[start]

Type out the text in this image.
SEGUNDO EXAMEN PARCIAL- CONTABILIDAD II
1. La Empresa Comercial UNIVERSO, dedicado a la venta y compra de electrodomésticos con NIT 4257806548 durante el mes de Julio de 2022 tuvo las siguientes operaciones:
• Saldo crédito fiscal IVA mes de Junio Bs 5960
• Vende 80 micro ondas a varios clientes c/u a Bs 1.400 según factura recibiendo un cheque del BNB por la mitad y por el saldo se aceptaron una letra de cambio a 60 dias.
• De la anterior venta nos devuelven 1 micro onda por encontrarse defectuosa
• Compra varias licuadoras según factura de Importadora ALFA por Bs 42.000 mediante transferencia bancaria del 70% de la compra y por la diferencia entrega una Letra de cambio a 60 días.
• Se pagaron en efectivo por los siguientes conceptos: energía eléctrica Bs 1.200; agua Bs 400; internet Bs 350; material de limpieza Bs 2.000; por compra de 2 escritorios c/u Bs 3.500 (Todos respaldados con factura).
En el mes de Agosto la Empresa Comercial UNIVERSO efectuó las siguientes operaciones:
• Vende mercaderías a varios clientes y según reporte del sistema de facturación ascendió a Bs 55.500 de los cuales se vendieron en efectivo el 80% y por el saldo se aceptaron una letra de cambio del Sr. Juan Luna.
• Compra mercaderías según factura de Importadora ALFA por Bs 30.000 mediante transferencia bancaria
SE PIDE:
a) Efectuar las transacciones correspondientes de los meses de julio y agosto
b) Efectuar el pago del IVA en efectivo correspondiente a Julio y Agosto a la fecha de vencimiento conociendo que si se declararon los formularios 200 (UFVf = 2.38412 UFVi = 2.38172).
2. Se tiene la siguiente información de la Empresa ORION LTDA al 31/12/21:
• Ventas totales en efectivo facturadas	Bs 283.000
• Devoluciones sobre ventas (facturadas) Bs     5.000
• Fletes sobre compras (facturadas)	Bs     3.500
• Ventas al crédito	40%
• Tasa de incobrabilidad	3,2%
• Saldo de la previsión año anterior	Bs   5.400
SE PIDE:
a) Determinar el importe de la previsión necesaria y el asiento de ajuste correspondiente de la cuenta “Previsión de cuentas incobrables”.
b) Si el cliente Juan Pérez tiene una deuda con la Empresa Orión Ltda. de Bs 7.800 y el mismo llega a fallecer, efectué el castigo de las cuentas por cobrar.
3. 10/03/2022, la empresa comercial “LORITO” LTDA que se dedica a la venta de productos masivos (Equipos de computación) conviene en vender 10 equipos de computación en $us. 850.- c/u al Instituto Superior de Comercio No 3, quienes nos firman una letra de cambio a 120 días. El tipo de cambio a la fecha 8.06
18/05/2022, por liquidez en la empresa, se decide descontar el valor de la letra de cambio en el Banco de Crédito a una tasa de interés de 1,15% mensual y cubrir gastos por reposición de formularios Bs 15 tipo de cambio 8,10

[end]

[WHAT THE EXERCISE ASKS]:
Transcribe every line of the data, exactly as it stands.

[SOLUTION]:
Type out the text in this image.
SEGUNDO EXAMEN PARCIAL- CONTABILIDAD II
1. La Empresa Comercial UNIVERSO, dedicado a la venta y compra de electrodomésticos con NIT 4257806548 durante el mes de Julio de 2022 tuvo las siguientes operaciones:
• Saldo crédito fiscal IVA mes de Junio Bs 5960
• Vende 80 micro ondas a varios clientes c/u a Bs 1.400 según factura recibiendo un cheque del BNB por la mitad y por el saldo se aceptaron una letra de cambio a 60 dias.
• De la anterior venta nos devuelven 1 micro onda por encontrarse defectuosa
• Compra varias licuadoras según factura de Importadora ALFA por Bs 42.000 mediante transferencia bancaria del 70% de la compra y por la diferencia entrega una Letra de cambio a 60 días.
• Se pagaron en efectivo por los siguientes conceptos: energía eléctrica Bs 1.200; agua Bs 400; internet Bs 350; material de limpieza Bs 2.000; por compra de 2 escritorios c/u Bs 3.500 (Todos respaldados con factura).
En el mes de Agosto la Empresa Comercial UNIVERSO efectuó las siguientes operaciones:
• Vende mercaderías a varios clientes y según reporte del sistema de facturación ascendió a Bs 55.500 de los cuales se vendieron en efectivo el 80% y por el saldo se aceptaron una letra de cambio del Sr. Juan Luna.
• Compra mercaderías según factura de Importadora ALFA por Bs 30.000 mediante transferencia bancaria
SE PIDE:
a) Efectuar las transacciones correspondientes de los meses de julio y agosto
b) Efectuar el pago del IVA en efectivo correspondiente a Julio y Agosto a la fecha de vencimiento conociendo que si se declararon los formularios 200 (UFVf = 2.38412 UFVi = 2.38172).
2. Se tiene la siguiente información de la Empresa ORION LTDA al 31/12/21:
• Ventas totales en efectivo facturadas	Bs 283.000
• Devoluciones sobre ventas (facturadas) Bs     5.000
• Fletes sobre compras (facturadas)	Bs     3.500
• Ventas al crédito	40%
• Tasa de incobrabilidad	3,2%
• Saldo de la previsión año anterior	Bs   5.400
SE PIDE:
a) Determinar el importe de la previsión necesaria y el asiento de ajuste correspondiente de la cuenta “Previsión de cuentas incobrables”.
b) Si el cliente Juan Pérez tiene una deuda con la Empresa Orión Ltda. de Bs 7.800 y el mismo llega a fallecer, efectué el castigo de las cuentas por cobrar.
3. 10/03/2022, la empresa comercial “LORITO” LTDA que se dedica a la venta de productos masivos (Equipos de computación) conviene en vender 10 equipos de computación en $us. 850.- c/u al Instituto Superior de Comercio No 3, quienes nos firman una letra de cambio a 120 días. El tipo de cambio a la fecha 8.06
18/05/2022, por liquidez en la empresa, se decide descontar el valor de la letra de cambio en el Banco de Crédito a una tasa de interés de 1,15% mensual y cubrir gastos por reposición de formularios Bs 15 tipo de cambio 8,10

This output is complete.